So that the copy matches the original, write out every entry exactly.

+-------+

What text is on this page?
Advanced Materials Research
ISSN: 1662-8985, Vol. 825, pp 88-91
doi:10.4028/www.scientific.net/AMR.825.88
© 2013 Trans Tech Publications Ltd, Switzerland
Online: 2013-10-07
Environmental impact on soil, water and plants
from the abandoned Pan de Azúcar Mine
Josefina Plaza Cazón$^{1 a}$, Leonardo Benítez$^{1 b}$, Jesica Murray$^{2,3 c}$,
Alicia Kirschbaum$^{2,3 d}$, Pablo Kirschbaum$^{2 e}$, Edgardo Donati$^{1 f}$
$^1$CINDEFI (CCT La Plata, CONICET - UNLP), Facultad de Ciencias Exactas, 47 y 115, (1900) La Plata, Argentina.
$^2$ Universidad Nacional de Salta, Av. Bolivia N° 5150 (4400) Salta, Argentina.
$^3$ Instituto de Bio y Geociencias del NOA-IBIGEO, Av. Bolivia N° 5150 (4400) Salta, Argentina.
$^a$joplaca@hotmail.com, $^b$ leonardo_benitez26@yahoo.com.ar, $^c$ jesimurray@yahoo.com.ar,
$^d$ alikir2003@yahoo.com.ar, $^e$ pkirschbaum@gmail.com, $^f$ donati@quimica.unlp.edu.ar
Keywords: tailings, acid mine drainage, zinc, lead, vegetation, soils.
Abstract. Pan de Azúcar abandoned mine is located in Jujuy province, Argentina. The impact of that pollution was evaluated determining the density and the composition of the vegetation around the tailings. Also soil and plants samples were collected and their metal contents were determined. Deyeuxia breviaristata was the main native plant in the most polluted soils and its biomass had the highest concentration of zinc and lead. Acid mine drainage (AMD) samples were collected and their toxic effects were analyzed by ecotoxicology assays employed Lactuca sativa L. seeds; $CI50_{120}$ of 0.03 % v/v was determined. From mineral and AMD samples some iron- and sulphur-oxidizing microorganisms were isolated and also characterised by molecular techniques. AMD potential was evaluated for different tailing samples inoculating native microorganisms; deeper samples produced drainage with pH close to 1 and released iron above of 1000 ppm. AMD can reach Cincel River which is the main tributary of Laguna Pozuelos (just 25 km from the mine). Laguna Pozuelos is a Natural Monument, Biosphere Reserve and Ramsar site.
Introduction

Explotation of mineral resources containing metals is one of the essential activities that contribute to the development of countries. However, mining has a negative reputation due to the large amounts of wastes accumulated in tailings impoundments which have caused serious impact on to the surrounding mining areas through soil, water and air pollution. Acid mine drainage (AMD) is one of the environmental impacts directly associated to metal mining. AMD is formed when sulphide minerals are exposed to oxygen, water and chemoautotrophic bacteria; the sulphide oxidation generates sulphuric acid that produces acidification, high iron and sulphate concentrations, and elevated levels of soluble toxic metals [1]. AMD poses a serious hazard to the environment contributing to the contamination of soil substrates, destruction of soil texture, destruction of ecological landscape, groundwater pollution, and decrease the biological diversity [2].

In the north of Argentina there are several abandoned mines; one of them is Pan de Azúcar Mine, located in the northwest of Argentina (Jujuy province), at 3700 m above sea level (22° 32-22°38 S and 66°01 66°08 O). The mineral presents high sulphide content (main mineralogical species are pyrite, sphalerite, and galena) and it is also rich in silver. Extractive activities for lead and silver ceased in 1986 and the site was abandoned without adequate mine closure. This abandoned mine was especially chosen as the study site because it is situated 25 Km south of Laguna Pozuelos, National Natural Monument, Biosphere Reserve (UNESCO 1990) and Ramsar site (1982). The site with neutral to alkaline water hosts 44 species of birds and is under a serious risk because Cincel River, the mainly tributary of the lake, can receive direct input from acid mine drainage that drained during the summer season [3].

+-------+

■ **Answer section**
What text is on this page?
Advanced Materials Research
ISSN: 1662-8985, Vol. 825, pp 88-91
doi:10.4028/www.scientific.net/AMR.825.88
© 2013 Trans Tech Publications Ltd, Switzerland
Online: 2013-10-07
Environmental impact on soil, water and plants
from the abandoned Pan de Azúcar Mine
Josefina Plaza Cazón$^{1 a}$, Leonardo Benítez$^{1 b}$, Jesica Murray$^{2,3 c}$,
Alicia Kirschbaum$^{2,3 d}$, Pablo Kirschbaum$^{2 e}$, Edgardo Donati$^{1 f}$
$^1$CINDEFI (CCT La Plata, CONICET - UNLP), Facultad de Ciencias Exactas, 47 y 115, (1900) La Plata, Argentina.
$^2$ Universidad Nacional de Salta, Av. Bolivia N° 5150 (4400) Salta, Argentina.
$^3$ Instituto de Bio y Geociencias del NOA-IBIGEO, Av. Bolivia N° 5150 (4400) Salta, Argentina.
$^a$joplaca@hotmail.com, $^b$ leonardo_benitez26@yahoo.com.ar, $^c$ jesimurray@yahoo.com.ar,
$^d$ alikir2003@yahoo.com.ar, $^e$ pkirschbaum@gmail.com, $^f$ donati@quimica.unlp.edu.ar
Keywords: tailings, acid mine drainage, zinc, lead, vegetation, soils.
Abstract. Pan de Azúcar abandoned mine is located in Jujuy province, Argentina. The impact of that pollution was evaluated determining the density and the composition of the vegetation around the tailings. Also soil and plants samples were collected and their metal contents were determined. Deyeuxia breviaristata was the main native plant in the most polluted soils and its biomass had the highest concentration of zinc and lead. Acid mine drainage (AMD) samples were collected and their toxic effects were analyzed by ecotoxicology assays employed Lactuca sativa L. seeds; $CI50_{120}$ of 0.03 % v/v was determined. From mineral and AMD samples some iron- and sulphur-oxidizing microorganisms were isolated and also characterised by molecular techniques. AMD potential was evaluated for different tailing samples inoculating native microorganisms; deeper samples produced drainage with pH close to 1 and released iron above of 1000 ppm. AMD can reach Cincel River which is the main tributary of Laguna Pozuelos (just 25 km from the mine). Laguna Pozuelos is a Natural Monument, Biosphere Reserve and Ramsar site.
Introduction

Explotation of mineral resources containing metals is one of the essential activities that contribute to the development of countries. However, mining has a negative reputation due to the large amounts of wastes accumulated in tailings impoundments which have caused serious impact on to the surrounding mining areas through soil, water and air pollution. Acid mine drainage (AMD) is one of the environmental impacts directly associated to metal mining. AMD is formed when sulphide minerals are exposed to oxygen, water and chemoautotrophic bacteria; the sulphide oxidation generates sulphuric acid that produces acidification, high iron and sulphate concentrations, and elevated levels of soluble toxic metals [1]. AMD poses a serious hazard to the environment contributing to the contamination of soil substrates, destruction of soil texture, destruction of ecological landscape, groundwater pollution, and decrease the biological diversity [2].

In the north of Argentina there are several abandoned mines; one of them is Pan de Azúcar Mine, located in the northwest of Argentina (Jujuy province), at 3700 m above sea level (22° 32-22°38 S and 66°01 66°08 O). The mineral presents high sulphide content (main mineralogical species are pyrite, sphalerite, and galena) and it is also rich in silver. Extractive activities for lead and silver ceased in 1986 and the site was abandoned without adequate mine closure. This abandoned mine was especially chosen as the study site because it is situated 25 Km south of Laguna Pozuelos, National Natural Monument, Biosphere Reserve (UNESCO 1990) and Ramsar site (1982). The site with neutral to alkaline water hosts 44 species of birds and is under a serious risk because Cincel River, the mainly tributary of the lake, can receive direct input from acid mine drainage that drained during the summer season [3].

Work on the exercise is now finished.